Required task
Only a number is wanted: how many lines in the records below contain "انجام"?

Data entries
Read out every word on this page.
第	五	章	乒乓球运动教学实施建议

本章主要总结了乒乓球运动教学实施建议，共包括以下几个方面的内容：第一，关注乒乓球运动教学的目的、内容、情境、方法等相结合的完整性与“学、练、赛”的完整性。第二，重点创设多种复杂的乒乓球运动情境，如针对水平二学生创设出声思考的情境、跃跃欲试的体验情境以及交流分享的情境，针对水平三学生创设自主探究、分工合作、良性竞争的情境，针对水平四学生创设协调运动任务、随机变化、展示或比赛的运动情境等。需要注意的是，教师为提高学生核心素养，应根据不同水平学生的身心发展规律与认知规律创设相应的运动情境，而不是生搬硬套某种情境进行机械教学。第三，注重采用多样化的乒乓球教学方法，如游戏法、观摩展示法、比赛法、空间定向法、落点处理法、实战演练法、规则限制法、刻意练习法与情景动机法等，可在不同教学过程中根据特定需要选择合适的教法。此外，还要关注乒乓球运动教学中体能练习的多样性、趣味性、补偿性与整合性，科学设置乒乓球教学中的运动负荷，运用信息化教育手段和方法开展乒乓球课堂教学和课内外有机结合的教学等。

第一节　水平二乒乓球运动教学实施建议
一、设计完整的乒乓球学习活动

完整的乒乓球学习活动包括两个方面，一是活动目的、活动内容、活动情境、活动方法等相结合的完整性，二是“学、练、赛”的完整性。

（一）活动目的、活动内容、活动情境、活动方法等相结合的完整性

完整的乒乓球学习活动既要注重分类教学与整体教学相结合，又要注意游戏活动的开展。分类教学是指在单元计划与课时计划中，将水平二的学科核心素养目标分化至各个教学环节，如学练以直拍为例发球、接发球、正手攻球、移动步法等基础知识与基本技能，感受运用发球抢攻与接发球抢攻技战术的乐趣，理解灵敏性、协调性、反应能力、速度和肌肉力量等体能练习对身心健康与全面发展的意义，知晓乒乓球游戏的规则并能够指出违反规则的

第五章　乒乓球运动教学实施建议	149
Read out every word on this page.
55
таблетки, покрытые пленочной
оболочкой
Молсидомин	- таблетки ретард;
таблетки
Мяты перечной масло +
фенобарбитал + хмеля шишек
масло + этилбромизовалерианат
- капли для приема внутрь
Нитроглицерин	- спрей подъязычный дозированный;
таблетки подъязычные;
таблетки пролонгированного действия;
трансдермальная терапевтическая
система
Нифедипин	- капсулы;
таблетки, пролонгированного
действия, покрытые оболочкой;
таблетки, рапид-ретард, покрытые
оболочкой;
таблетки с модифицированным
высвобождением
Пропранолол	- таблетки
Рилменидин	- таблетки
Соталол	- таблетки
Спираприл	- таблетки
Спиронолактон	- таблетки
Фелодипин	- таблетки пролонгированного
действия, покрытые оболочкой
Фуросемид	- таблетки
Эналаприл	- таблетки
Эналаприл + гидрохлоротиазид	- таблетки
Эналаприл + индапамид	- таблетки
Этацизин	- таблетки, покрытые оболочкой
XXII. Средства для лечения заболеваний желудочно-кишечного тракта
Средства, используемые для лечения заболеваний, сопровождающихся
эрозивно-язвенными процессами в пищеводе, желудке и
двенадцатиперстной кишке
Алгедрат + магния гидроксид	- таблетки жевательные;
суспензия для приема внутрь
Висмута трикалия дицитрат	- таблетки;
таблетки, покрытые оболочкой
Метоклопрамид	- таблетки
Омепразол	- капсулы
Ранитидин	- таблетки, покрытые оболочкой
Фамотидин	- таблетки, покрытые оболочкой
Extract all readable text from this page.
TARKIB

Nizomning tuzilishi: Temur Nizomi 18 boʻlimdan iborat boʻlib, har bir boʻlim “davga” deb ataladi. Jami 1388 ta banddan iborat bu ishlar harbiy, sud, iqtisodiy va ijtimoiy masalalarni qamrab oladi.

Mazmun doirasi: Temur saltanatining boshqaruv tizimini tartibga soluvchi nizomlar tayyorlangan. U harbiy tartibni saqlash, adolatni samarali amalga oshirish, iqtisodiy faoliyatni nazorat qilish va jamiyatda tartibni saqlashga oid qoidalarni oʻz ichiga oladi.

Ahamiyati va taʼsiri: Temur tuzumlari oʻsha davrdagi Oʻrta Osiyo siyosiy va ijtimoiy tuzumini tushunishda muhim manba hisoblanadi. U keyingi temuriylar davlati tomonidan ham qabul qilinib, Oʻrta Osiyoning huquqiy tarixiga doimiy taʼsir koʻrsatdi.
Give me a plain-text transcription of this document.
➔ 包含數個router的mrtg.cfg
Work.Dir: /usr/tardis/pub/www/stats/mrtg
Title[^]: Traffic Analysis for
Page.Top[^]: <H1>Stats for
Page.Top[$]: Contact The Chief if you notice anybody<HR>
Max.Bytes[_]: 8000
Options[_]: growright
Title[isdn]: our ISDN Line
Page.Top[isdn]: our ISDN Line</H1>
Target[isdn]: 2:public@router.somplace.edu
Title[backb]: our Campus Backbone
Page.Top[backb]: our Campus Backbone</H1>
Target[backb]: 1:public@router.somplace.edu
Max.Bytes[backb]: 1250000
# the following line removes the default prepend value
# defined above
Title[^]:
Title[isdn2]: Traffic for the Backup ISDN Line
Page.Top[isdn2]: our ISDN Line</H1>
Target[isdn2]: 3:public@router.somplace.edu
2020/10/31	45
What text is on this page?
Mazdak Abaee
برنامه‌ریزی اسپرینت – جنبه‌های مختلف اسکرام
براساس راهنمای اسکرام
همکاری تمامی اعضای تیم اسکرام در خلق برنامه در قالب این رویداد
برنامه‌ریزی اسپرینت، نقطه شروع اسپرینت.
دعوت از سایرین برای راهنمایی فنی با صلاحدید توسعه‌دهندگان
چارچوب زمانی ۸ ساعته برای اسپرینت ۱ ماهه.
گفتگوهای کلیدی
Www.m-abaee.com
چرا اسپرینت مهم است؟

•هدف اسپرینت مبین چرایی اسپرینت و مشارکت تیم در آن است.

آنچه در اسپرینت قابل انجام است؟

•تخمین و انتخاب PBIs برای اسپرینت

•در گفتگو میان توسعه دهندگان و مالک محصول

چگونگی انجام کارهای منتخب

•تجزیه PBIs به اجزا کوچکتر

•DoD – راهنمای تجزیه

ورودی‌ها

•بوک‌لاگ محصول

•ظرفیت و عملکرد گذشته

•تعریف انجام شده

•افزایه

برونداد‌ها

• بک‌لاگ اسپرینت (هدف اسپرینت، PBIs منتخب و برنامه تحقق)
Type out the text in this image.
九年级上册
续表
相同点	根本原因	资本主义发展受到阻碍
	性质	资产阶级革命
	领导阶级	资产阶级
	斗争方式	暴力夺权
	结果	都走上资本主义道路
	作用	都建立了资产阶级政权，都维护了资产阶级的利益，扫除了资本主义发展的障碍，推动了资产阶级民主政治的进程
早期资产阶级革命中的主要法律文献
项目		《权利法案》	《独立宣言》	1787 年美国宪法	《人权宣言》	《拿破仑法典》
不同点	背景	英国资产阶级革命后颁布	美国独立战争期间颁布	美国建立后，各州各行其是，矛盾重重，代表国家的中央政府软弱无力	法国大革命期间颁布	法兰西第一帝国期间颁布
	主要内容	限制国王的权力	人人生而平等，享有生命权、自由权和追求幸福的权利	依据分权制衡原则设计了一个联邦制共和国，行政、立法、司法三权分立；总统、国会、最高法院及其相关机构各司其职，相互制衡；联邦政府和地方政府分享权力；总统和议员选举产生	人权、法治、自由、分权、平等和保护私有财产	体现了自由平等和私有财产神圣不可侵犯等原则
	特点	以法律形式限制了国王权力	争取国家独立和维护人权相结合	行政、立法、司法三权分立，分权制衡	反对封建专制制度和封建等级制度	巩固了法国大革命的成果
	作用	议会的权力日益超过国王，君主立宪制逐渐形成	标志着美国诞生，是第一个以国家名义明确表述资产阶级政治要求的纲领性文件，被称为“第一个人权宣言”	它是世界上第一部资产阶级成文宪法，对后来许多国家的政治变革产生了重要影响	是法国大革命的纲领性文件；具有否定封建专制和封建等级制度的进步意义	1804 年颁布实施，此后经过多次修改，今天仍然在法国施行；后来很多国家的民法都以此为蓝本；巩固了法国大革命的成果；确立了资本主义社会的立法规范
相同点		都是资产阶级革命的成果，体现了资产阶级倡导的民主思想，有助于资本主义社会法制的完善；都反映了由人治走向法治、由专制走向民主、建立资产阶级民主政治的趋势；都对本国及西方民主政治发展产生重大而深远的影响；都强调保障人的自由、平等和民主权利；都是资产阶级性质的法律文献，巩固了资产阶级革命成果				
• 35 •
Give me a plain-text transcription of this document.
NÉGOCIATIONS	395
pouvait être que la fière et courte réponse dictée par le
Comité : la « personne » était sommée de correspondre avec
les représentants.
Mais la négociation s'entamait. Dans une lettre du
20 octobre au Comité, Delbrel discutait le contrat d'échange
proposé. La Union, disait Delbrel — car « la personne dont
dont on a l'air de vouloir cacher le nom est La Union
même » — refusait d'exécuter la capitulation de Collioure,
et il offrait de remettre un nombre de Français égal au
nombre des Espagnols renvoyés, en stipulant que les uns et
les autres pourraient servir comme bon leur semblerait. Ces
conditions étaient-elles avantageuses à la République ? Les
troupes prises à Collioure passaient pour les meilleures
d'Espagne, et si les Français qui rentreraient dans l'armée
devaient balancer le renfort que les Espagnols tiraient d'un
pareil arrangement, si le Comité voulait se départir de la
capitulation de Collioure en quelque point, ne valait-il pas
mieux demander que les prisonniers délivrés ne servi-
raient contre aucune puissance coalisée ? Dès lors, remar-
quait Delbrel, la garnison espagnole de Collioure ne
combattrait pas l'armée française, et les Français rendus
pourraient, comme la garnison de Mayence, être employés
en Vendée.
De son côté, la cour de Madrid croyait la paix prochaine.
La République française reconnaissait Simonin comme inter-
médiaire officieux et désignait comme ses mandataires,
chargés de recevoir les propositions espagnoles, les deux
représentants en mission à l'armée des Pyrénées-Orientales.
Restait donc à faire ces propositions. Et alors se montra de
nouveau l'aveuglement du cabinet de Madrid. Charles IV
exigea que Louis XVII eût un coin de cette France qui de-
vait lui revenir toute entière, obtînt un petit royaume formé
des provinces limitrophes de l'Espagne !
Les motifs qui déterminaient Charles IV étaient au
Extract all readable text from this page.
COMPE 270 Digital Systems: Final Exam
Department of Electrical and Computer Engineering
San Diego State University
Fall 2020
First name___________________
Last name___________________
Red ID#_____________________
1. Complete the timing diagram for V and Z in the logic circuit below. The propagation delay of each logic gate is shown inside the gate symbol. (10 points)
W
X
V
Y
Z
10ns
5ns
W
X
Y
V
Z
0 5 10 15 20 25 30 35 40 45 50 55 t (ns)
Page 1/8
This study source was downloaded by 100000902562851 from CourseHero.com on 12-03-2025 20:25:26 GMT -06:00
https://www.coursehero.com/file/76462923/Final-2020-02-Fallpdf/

Completed task
3